Stored items
============================================================

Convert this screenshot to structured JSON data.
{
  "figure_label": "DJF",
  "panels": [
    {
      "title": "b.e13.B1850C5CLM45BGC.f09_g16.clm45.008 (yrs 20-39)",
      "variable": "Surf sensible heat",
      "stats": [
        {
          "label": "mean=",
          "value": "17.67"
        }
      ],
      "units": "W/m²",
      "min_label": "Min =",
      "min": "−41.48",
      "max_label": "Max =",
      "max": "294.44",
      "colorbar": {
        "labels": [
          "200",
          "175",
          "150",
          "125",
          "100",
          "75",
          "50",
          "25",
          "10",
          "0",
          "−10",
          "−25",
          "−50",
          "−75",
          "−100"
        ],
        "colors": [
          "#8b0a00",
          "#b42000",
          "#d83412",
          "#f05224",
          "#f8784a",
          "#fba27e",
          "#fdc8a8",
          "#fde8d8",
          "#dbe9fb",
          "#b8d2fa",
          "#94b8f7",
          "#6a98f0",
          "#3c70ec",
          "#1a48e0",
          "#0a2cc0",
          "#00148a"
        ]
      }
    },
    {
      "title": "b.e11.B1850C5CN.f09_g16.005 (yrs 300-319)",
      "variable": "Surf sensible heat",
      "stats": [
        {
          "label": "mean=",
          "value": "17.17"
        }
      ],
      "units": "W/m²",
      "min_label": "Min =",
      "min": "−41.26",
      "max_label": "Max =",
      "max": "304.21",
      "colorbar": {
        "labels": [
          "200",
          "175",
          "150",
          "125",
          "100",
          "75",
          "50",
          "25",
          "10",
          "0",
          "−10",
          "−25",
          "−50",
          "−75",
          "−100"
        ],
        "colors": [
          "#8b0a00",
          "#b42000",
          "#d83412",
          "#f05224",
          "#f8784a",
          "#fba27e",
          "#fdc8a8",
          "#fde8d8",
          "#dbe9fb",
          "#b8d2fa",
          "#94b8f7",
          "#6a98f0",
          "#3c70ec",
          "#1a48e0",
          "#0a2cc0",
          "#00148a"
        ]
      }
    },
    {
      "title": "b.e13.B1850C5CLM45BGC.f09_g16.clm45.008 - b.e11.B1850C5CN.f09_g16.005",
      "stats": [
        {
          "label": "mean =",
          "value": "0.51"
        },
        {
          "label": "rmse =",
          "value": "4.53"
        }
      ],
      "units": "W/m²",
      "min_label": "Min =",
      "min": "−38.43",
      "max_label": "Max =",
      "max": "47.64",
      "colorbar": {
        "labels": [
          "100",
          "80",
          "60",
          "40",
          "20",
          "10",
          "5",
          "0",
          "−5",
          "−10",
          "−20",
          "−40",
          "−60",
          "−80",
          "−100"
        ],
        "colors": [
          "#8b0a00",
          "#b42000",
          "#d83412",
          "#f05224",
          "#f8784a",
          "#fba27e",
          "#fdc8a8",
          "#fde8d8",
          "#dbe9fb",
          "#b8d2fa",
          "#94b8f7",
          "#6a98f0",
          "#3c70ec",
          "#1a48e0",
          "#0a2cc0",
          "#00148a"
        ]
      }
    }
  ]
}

============================================================

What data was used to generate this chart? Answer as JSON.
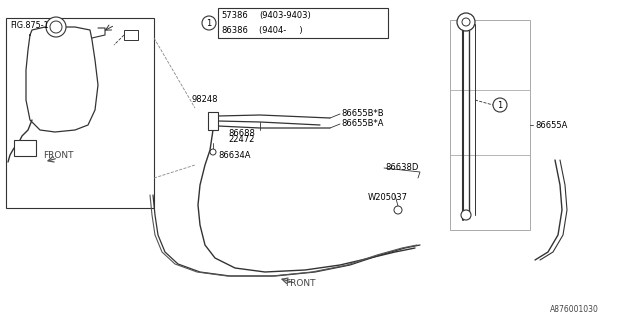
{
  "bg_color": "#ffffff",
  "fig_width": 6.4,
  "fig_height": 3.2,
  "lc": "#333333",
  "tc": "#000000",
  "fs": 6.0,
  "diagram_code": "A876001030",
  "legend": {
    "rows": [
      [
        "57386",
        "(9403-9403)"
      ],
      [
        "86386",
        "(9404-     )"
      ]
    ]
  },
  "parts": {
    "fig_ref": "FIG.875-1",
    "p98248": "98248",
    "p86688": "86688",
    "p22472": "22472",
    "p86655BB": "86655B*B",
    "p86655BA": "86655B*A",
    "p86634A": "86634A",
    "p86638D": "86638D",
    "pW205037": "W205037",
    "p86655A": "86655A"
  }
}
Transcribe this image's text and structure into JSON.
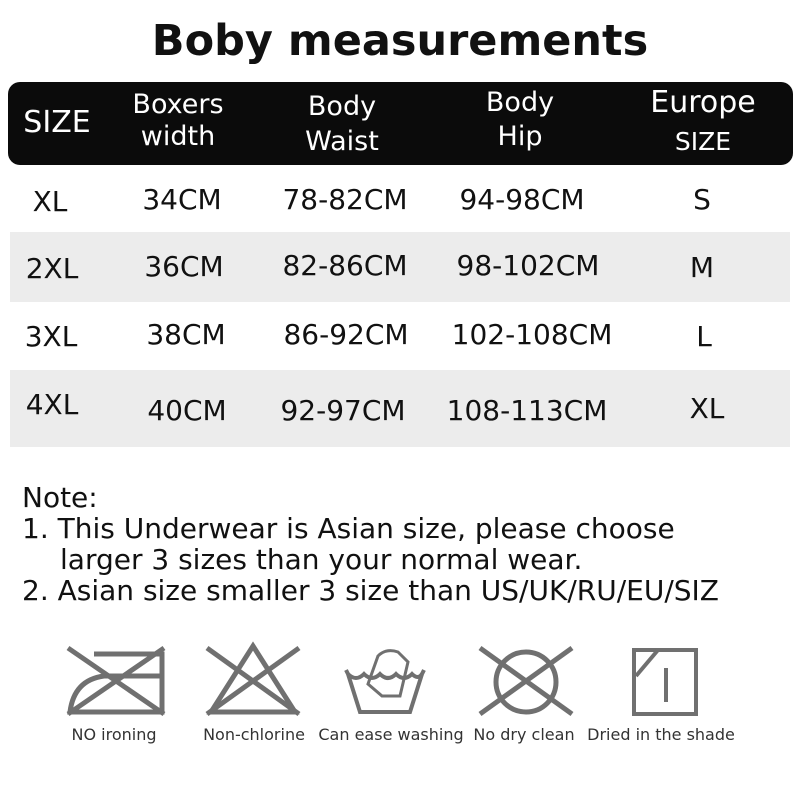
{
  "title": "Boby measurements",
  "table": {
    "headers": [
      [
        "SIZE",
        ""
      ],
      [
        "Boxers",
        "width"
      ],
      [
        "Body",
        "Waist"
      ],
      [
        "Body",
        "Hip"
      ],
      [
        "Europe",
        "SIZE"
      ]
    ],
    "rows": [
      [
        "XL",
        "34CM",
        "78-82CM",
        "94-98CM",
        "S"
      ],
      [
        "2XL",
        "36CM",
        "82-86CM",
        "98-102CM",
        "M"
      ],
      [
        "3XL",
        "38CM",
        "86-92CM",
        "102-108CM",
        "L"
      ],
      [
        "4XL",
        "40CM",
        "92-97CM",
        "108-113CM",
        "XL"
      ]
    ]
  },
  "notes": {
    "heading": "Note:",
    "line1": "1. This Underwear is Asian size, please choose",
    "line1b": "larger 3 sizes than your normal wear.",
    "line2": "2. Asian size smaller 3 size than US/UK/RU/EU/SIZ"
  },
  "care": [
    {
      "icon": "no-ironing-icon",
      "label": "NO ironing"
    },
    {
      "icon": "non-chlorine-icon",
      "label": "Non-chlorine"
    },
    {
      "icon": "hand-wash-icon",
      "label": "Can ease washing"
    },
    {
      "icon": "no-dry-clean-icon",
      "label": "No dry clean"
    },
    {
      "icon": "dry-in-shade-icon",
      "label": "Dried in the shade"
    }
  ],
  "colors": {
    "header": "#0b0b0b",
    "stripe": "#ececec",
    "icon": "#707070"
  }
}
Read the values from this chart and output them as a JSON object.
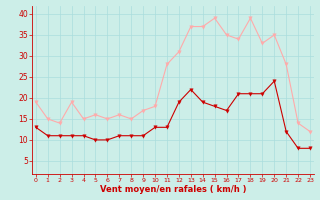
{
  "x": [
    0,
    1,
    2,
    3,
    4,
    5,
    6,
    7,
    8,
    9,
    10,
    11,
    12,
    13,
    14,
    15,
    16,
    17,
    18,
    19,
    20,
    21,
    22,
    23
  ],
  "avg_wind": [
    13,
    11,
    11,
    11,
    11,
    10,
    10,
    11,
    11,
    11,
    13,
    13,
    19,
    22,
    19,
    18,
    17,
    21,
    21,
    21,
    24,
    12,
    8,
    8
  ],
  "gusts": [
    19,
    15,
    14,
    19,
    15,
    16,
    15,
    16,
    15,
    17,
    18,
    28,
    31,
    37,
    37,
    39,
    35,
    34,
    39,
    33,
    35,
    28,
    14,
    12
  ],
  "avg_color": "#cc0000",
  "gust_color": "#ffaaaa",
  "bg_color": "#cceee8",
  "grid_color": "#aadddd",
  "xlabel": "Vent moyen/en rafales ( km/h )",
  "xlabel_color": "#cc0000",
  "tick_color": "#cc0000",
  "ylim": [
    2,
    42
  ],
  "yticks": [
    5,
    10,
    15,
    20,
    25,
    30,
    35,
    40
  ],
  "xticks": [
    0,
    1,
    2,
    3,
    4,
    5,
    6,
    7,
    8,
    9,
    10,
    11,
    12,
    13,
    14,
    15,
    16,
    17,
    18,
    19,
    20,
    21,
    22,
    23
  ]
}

============================================================

▸ **Requirements**
Go through the listing above and locate each line that holds the word "icon". Copy those lines.

▸ **Full solution**
      "icon": "no-ironing-icon",
      "icon": "non-chlorine-icon",
      "icon": "hand-wash-icon",
      "icon": "no-dry-clean-icon",
      "icon": "dry-in-shade-icon",
    "icon": "#707070"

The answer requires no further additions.